Objective: Below are some records: retype them all exactly, but not the pictures.

Entries provided:
>> Begin

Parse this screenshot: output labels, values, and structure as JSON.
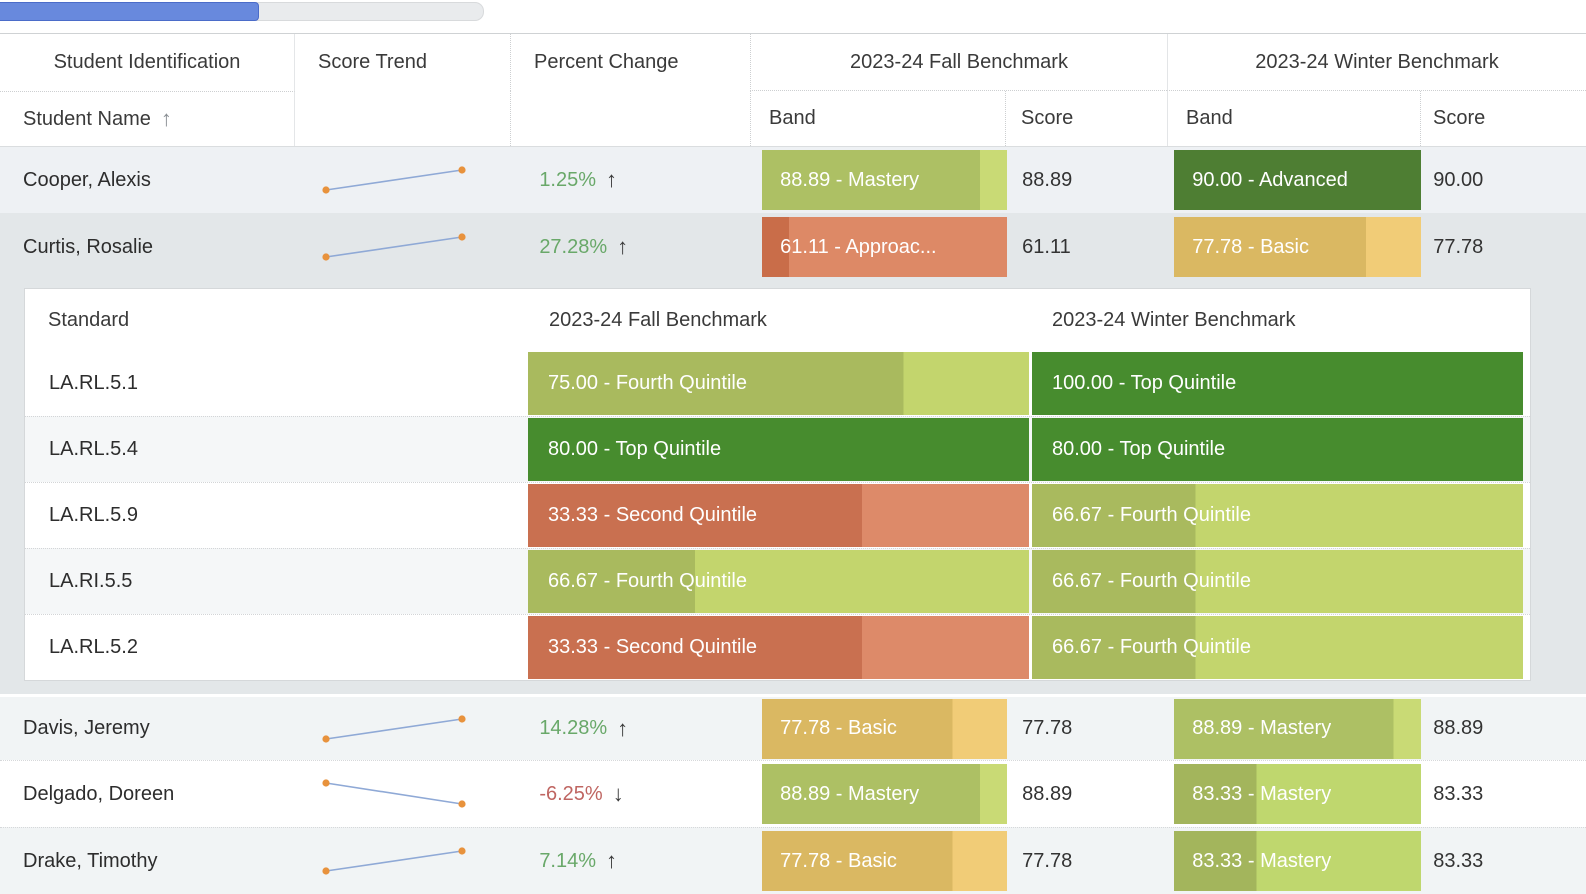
{
  "scrollbar": {
    "thumb_color": "#6889dd",
    "track_color": "#e9ebed"
  },
  "colors": {
    "trend_line": "#8fa9d6",
    "trend_dot": "#e8923c",
    "percent_up_green": "#69a869",
    "percent_down_red": "#bf6561",
    "arrow_dark": "#3b3b3b"
  },
  "header": {
    "student_identification": "Student Identification",
    "student_name": "Student Name",
    "sort_icon": "arrow-up",
    "score_trend": "Score Trend",
    "percent_change": "Percent Change",
    "fall_benchmark": "2023-24 Fall Benchmark",
    "winter_benchmark": "2023-24 Winter Benchmark",
    "band": "Band",
    "score": "Score"
  },
  "students": [
    {
      "name": "Cooper, Alexis",
      "trend": "up",
      "percent_change": "1.25%",
      "direction": "up",
      "shade": "tint2",
      "fall": {
        "band_label": "88.89 - Mastery",
        "score": "88.89",
        "color": "#adc064",
        "color_light": "#c9da75",
        "fill": 88.9
      },
      "winter": {
        "band_label": "90.00 - Advanced",
        "score": "90.00",
        "color": "#4e7e33",
        "color_light": "#4e7e33",
        "fill": 100
      }
    },
    {
      "name": "Curtis, Rosalie",
      "trend": "up",
      "percent_change": "27.28%",
      "direction": "up",
      "shade": "selected",
      "expanded": true,
      "fall": {
        "band_label": "61.11 - Approac...",
        "score": "61.11",
        "color": "#c96d49",
        "color_light": "#dd8966",
        "fill": 11.1
      },
      "winter": {
        "band_label": "77.78 - Basic",
        "score": "77.78",
        "color": "#dab862",
        "color_light": "#f1cc77",
        "fill": 77.8
      }
    },
    {
      "name": "Davis, Jeremy",
      "trend": "up",
      "percent_change": "14.28%",
      "direction": "up",
      "shade": "tint",
      "fall": {
        "band_label": "77.78 - Basic",
        "score": "77.78",
        "color": "#dab862",
        "color_light": "#f1cc77",
        "fill": 77.8
      },
      "winter": {
        "band_label": "88.89 - Mastery",
        "score": "88.89",
        "color": "#adc064",
        "color_light": "#c9da75",
        "fill": 88.9
      }
    },
    {
      "name": "Delgado, Doreen",
      "trend": "down",
      "percent_change": "-6.25%",
      "direction": "down",
      "shade": "white",
      "fall": {
        "band_label": "88.89 - Mastery",
        "score": "88.89",
        "color": "#adc064",
        "color_light": "#c9da75",
        "fill": 88.9
      },
      "winter": {
        "band_label": "83.33 - Mastery",
        "score": "83.33",
        "color": "#a3b55c",
        "color_light": "#bfd76e",
        "fill": 33.3
      }
    },
    {
      "name": "Drake, Timothy",
      "trend": "up",
      "percent_change": "7.14%",
      "direction": "up",
      "shade": "tint",
      "fall": {
        "band_label": "77.78 - Basic",
        "score": "77.78",
        "color": "#dab862",
        "color_light": "#f1cc77",
        "fill": 77.8
      },
      "winter": {
        "band_label": "83.33 - Mastery",
        "score": "83.33",
        "color": "#a3b55c",
        "color_light": "#bfd76e",
        "fill": 33.3
      }
    }
  ],
  "expanded_panel": {
    "header": {
      "standard": "Standard",
      "fall": "2023-24 Fall Benchmark",
      "winter": "2023-24 Winter Benchmark"
    },
    "rows": [
      {
        "standard": "LA.RL.5.1",
        "fall": {
          "label": "75.00 - Fourth Quintile",
          "color": "#a9ba5e",
          "color_light": "#c3d56d",
          "fill": 75
        },
        "winter": {
          "label": "100.00 - Top Quintile",
          "color": "#478c2e",
          "color_light": "#478c2e",
          "fill": 100
        }
      },
      {
        "standard": "LA.RL.5.4",
        "fall": {
          "label": "80.00 - Top Quintile",
          "color": "#478c2e",
          "color_light": "#478c2e",
          "fill": 100
        },
        "winter": {
          "label": "80.00 - Top Quintile",
          "color": "#478c2e",
          "color_light": "#478c2e",
          "fill": 100
        }
      },
      {
        "standard": "LA.RL.5.9",
        "fall": {
          "label": "33.33 - Second Quintile",
          "color": "#c97050",
          "color_light": "#dd8a69",
          "fill": 66.7
        },
        "winter": {
          "label": "66.67 - Fourth Quintile",
          "color": "#a9ba5e",
          "color_light": "#c3d56d",
          "fill": 33.3
        }
      },
      {
        "standard": "LA.RI.5.5",
        "fall": {
          "label": "66.67 - Fourth Quintile",
          "color": "#a9ba5e",
          "color_light": "#c3d56d",
          "fill": 33.3
        },
        "winter": {
          "label": "66.67 - Fourth Quintile",
          "color": "#a9ba5e",
          "color_light": "#c3d56d",
          "fill": 33.3
        }
      },
      {
        "standard": "LA.RL.5.2",
        "fall": {
          "label": "33.33 - Second Quintile",
          "color": "#c97050",
          "color_light": "#dd8a69",
          "fill": 66.7
        },
        "winter": {
          "label": "66.67 - Fourth Quintile",
          "color": "#a9ba5e",
          "color_light": "#c3d56d",
          "fill": 33.3
        }
      }
    ]
  }
}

>> End

Result of this task:
Parse this screenshot: output labels, values, and structure as JSON.
{
  "scrollbar": {
    "thumb_color": "#6889dd",
    "track_color": "#e9ebed"
  },
  "colors": {
    "trend_line": "#8fa9d6",
    "trend_dot": "#e8923c",
    "percent_up_green": "#69a869",
    "percent_down_red": "#bf6561",
    "arrow_dark": "#3b3b3b"
  },
  "header": {
    "student_identification": "Student Identification",
    "student_name": "Student Name",
    "sort_icon": "arrow-up",
    "score_trend": "Score Trend",
    "percent_change": "Percent Change",
    "fall_benchmark": "2023-24 Fall Benchmark",
    "winter_benchmark": "2023-24 Winter Benchmark",
    "band": "Band",
    "score": "Score"
  },
  "students": [
    {
      "name": "Cooper, Alexis",
      "trend": "up",
      "percent_change": "1.25%",
      "direction": "up",
      "shade": "tint2",
      "fall": {
        "band_label": "88.89 - Mastery",
        "score": "88.89",
        "color": "#adc064",
        "color_light": "#c9da75",
        "fill": 88.9
      },
      "winter": {
        "band_label": "90.00 - Advanced",
        "score": "90.00",
        "color": "#4e7e33",
        "color_light": "#4e7e33",
        "fill": 100
      }
    },
    {
      "name": "Curtis, Rosalie",
      "trend": "up",
      "percent_change": "27.28%",
      "direction": "up",
      "shade": "selected",
      "expanded": true,
      "fall": {
        "band_label": "61.11 - Approac...",
        "score": "61.11",
        "color": "#c96d49",
        "color_light": "#dd8966",
        "fill": 11.1
      },
      "winter": {
        "band_label": "77.78 - Basic",
        "score": "77.78",
        "color": "#dab862",
        "color_light": "#f1cc77",
        "fill": 77.8
      }
    },
    {
      "name": "Davis, Jeremy",
      "trend": "up",
      "percent_change": "14.28%",
      "direction": "up",
      "shade": "tint",
      "fall": {
        "band_label": "77.78 - Basic",
        "score": "77.78",
        "color": "#dab862",
        "color_light": "#f1cc77",
        "fill": 77.8
      },
      "winter": {
        "band_label": "88.89 - Mastery",
        "score": "88.89",
        "color": "#adc064",
        "color_light": "#c9da75",
        "fill": 88.9
      }
    },
    {
      "name": "Delgado, Doreen",
      "trend": "down",
      "percent_change": "-6.25%",
      "direction": "down",
      "shade": "white",
      "fall": {
        "band_label": "88.89 - Mastery",
        "score": "88.89",
        "color": "#adc064",
        "color_light": "#c9da75",
        "fill": 88.9
      },
      "winter": {
        "band_label": "83.33 - Mastery",
        "score": "83.33",
        "color": "#a3b55c",
        "color_light": "#bfd76e",
        "fill": 33.3
      }
    },
    {
      "name": "Drake, Timothy",
      "trend": "up",
      "percent_change": "7.14%",
      "direction": "up",
      "shade": "tint",
      "fall": {
        "band_label": "77.78 - Basic",
        "score": "77.78",
        "color": "#dab862",
        "color_light": "#f1cc77",
        "fill": 77.8
      },
      "winter": {
        "band_label": "83.33 - Mastery",
        "score": "83.33",
        "color": "#a3b55c",
        "color_light": "#bfd76e",
        "fill": 33.3
      }
    }
  ],
  "expanded_panel": {
    "header": {
      "standard": "Standard",
      "fall": "2023-24 Fall Benchmark",
      "winter": "2023-24 Winter Benchmark"
    },
    "rows": [
      {
        "standard": "LA.RL.5.1",
        "fall": {
          "label": "75.00 - Fourth Quintile",
          "color": "#a9ba5e",
          "color_light": "#c3d56d",
          "fill": 75
        },
        "winter": {
          "label": "100.00 - Top Quintile",
          "color": "#478c2e",
          "color_light": "#478c2e",
          "fill": 100
        }
      },
      {
        "standard": "LA.RL.5.4",
        "fall": {
          "label": "80.00 - Top Quintile",
          "color": "#478c2e",
          "color_light": "#478c2e",
          "fill": 100
        },
        "winter": {
          "label": "80.00 - Top Quintile",
          "color": "#478c2e",
          "color_light": "#478c2e",
          "fill": 100
        }
      },
      {
        "standard": "LA.RL.5.9",
        "fall": {
          "label": "33.33 - Second Quintile",
          "color": "#c97050",
          "color_light": "#dd8a69",
          "fill": 66.7
        },
        "winter": {
          "label": "66.67 - Fourth Quintile",
          "color": "#a9ba5e",
          "color_light": "#c3d56d",
          "fill": 33.3
        }
      },
      {
        "standard": "LA.RI.5.5",
        "fall": {
          "label": "66.67 - Fourth Quintile",
          "color": "#a9ba5e",
          "color_light": "#c3d56d",
          "fill": 33.3
        },
        "winter": {
          "label": "66.67 - Fourth Quintile",
          "color": "#a9ba5e",
          "color_light": "#c3d56d",
          "fill": 33.3
        }
      },
      {
        "standard": "LA.RL.5.2",
        "fall": {
          "label": "33.33 - Second Quintile",
          "color": "#c97050",
          "color_light": "#dd8a69",
          "fill": 66.7
        },
        "winter": {
          "label": "66.67 - Fourth Quintile",
          "color": "#a9ba5e",
          "color_light": "#c3d56d",
          "fill": 33.3
        }
      }
    ]
  }
}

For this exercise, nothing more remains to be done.